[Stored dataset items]
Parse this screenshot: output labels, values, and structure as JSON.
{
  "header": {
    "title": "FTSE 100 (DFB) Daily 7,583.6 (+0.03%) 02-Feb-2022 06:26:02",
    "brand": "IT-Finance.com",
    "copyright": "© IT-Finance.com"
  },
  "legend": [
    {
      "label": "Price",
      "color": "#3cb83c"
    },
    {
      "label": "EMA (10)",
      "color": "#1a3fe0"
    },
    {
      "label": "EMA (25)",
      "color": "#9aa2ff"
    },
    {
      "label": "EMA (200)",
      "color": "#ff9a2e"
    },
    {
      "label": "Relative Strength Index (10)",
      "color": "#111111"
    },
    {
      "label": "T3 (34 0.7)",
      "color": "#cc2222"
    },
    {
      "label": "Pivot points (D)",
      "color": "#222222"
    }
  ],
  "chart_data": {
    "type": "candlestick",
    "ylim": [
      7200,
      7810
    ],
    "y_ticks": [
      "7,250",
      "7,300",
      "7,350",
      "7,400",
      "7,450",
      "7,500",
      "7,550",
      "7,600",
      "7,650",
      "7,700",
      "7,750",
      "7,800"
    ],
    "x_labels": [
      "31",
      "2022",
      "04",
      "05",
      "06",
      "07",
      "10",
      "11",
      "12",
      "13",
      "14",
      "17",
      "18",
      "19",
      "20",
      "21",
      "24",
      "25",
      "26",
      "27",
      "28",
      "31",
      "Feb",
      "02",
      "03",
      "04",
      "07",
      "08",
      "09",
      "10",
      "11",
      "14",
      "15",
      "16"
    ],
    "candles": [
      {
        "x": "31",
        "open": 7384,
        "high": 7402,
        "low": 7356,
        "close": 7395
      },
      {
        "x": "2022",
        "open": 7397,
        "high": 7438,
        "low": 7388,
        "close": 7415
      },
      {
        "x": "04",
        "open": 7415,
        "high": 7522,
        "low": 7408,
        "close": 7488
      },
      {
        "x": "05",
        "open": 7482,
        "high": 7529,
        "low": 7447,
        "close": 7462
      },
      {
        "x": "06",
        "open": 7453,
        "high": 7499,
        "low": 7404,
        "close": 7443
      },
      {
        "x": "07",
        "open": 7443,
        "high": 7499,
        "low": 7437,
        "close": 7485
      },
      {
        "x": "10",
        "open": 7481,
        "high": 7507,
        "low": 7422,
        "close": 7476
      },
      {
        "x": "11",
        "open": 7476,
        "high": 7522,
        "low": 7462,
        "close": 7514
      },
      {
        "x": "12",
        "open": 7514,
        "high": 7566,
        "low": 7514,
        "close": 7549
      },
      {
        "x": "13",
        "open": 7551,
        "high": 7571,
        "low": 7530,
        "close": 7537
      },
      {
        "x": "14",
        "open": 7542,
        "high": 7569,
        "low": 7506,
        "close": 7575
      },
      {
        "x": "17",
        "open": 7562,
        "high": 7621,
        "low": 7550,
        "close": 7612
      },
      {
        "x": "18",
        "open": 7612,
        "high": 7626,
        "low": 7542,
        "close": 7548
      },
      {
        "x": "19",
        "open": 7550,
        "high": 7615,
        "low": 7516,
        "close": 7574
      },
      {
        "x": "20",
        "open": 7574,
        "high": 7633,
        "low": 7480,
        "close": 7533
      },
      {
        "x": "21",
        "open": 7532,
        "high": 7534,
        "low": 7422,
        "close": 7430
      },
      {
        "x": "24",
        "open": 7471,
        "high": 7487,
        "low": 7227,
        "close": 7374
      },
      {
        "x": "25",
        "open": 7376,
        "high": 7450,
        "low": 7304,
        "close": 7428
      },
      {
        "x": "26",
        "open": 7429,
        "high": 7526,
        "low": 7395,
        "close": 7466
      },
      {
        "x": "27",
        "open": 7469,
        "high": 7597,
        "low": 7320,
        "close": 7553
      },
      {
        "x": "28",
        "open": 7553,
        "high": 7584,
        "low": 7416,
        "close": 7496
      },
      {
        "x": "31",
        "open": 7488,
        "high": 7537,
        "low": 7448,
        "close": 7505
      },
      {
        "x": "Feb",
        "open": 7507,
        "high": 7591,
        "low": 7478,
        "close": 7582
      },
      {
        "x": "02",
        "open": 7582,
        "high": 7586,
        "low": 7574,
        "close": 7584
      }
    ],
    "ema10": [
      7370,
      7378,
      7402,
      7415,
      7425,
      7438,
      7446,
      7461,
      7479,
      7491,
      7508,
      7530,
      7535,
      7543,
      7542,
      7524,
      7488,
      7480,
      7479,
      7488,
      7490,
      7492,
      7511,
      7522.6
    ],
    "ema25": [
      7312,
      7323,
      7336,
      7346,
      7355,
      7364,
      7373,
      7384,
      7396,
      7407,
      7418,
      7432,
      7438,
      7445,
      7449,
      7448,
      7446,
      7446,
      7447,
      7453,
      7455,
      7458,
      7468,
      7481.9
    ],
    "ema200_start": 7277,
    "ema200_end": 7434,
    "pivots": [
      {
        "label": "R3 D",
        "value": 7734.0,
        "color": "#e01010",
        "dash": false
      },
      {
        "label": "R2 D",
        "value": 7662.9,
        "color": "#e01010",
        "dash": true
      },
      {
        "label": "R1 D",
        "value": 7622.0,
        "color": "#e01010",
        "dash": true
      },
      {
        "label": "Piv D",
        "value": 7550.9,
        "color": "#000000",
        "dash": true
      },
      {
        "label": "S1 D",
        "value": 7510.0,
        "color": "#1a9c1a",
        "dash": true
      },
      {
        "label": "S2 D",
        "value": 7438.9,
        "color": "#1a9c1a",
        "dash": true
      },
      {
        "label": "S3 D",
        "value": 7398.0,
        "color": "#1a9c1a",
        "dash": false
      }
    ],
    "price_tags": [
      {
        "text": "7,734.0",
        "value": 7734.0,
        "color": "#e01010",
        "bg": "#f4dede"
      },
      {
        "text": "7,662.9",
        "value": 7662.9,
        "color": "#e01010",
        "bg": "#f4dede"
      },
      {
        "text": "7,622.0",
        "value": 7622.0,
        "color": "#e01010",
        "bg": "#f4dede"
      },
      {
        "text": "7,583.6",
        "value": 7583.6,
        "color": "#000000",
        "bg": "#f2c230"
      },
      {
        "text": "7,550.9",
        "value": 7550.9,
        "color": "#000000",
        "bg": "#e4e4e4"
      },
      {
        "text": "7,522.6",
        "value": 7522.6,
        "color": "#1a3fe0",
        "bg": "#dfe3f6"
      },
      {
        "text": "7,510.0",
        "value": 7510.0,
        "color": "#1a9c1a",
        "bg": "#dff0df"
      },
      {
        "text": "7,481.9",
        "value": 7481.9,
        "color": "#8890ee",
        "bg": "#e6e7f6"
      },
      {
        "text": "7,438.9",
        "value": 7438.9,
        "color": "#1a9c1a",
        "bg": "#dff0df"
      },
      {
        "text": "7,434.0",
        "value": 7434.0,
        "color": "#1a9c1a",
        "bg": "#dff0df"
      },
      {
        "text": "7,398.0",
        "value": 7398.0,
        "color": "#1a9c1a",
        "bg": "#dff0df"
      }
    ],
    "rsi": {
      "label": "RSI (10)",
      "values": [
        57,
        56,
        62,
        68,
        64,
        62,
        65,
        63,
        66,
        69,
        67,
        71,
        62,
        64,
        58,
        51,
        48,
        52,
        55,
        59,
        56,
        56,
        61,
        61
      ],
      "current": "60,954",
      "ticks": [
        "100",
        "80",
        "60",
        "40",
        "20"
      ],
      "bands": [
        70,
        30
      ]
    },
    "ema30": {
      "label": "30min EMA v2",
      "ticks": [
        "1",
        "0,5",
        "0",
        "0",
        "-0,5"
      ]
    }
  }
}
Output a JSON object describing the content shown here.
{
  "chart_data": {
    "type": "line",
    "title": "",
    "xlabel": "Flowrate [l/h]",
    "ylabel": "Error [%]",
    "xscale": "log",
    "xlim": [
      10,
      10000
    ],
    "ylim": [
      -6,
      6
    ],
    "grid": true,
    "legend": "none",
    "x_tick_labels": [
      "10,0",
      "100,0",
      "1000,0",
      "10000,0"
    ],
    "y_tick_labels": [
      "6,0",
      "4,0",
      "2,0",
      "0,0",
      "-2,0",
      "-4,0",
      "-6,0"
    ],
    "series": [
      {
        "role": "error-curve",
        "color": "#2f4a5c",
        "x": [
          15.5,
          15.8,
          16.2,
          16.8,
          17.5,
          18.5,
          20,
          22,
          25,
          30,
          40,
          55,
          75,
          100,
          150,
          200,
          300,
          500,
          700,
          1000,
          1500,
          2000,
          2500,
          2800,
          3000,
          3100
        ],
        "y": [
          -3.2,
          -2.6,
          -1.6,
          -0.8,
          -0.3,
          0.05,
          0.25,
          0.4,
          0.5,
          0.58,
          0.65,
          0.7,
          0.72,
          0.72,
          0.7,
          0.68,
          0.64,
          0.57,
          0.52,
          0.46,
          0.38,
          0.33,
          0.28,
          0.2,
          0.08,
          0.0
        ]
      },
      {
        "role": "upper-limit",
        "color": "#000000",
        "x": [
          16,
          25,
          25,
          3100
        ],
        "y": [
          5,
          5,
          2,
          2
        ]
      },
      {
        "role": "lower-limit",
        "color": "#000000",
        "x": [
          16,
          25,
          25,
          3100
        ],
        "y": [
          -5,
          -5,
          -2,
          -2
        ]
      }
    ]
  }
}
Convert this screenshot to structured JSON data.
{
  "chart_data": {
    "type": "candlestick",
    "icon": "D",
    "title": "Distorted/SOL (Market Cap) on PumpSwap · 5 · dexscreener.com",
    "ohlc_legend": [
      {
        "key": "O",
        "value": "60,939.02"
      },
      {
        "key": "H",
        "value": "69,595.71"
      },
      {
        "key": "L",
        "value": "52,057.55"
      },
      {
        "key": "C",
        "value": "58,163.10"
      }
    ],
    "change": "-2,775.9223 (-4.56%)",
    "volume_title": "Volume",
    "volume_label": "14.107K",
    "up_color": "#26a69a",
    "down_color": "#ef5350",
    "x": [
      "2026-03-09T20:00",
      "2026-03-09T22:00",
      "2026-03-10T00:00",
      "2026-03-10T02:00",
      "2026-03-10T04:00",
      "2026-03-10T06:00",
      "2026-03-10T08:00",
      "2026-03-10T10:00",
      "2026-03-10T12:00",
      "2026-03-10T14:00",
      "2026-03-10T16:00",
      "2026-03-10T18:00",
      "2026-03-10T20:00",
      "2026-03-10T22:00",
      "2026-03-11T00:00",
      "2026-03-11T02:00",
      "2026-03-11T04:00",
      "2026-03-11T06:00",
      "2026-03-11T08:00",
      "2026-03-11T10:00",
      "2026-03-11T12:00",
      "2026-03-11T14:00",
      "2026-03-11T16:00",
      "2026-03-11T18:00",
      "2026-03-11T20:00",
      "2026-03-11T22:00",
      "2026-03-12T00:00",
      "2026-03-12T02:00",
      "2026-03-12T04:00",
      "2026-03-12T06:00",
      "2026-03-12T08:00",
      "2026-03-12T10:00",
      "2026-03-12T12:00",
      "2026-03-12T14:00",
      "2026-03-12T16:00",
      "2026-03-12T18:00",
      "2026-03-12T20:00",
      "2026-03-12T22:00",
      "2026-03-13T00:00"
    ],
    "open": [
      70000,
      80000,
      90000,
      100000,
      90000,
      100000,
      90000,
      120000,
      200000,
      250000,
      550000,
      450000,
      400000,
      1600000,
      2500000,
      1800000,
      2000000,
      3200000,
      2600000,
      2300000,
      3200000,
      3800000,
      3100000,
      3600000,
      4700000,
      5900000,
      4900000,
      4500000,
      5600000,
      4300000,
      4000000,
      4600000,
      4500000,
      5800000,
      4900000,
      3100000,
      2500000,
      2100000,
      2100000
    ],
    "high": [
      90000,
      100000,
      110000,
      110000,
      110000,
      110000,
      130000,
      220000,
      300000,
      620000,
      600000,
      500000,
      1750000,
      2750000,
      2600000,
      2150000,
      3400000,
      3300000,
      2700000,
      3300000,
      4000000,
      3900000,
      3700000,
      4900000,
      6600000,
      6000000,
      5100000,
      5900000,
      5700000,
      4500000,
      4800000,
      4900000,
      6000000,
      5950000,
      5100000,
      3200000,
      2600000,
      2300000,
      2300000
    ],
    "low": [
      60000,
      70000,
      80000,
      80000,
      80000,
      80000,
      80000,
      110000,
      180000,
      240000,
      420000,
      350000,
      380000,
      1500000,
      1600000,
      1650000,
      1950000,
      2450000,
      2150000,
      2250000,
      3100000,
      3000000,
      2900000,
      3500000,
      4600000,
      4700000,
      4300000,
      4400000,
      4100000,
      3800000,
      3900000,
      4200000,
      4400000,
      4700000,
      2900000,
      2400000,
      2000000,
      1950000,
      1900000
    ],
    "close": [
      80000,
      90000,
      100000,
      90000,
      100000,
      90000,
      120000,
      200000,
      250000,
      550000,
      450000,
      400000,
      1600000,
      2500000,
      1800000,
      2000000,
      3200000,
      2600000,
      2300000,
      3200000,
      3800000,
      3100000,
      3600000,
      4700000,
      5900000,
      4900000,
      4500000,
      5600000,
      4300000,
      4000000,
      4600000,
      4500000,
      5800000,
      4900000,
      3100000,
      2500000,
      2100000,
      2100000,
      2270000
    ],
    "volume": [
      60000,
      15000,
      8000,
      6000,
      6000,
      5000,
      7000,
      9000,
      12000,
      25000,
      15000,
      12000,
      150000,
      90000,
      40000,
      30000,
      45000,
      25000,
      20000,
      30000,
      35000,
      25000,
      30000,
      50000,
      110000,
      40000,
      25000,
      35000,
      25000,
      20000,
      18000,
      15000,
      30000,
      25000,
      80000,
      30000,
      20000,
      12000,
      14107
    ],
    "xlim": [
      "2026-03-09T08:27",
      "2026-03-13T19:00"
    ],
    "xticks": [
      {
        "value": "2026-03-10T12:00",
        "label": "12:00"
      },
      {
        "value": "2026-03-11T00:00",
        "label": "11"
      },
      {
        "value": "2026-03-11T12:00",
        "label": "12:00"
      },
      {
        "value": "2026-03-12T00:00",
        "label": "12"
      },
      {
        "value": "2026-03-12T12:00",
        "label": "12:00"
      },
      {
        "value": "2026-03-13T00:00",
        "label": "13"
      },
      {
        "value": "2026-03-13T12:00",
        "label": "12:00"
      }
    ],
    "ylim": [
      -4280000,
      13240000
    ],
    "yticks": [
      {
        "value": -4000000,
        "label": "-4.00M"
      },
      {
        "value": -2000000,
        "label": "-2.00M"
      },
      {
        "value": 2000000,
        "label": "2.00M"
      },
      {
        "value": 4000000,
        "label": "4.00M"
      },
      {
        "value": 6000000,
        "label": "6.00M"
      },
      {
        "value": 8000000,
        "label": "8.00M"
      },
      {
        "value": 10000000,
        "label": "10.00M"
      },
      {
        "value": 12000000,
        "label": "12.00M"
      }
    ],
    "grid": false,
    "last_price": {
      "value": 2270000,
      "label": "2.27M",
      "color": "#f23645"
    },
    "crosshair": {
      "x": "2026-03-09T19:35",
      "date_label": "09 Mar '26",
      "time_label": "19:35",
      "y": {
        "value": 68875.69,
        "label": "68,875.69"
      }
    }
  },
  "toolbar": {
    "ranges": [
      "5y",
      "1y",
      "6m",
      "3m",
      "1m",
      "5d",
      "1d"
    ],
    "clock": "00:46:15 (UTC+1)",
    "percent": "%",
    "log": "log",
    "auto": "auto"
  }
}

[INSTRUCTIONS TO FOLLOW] Find how many lines in the listing contain the word "screenshot" and give that count alone.

[EXERCISE RESULT] 2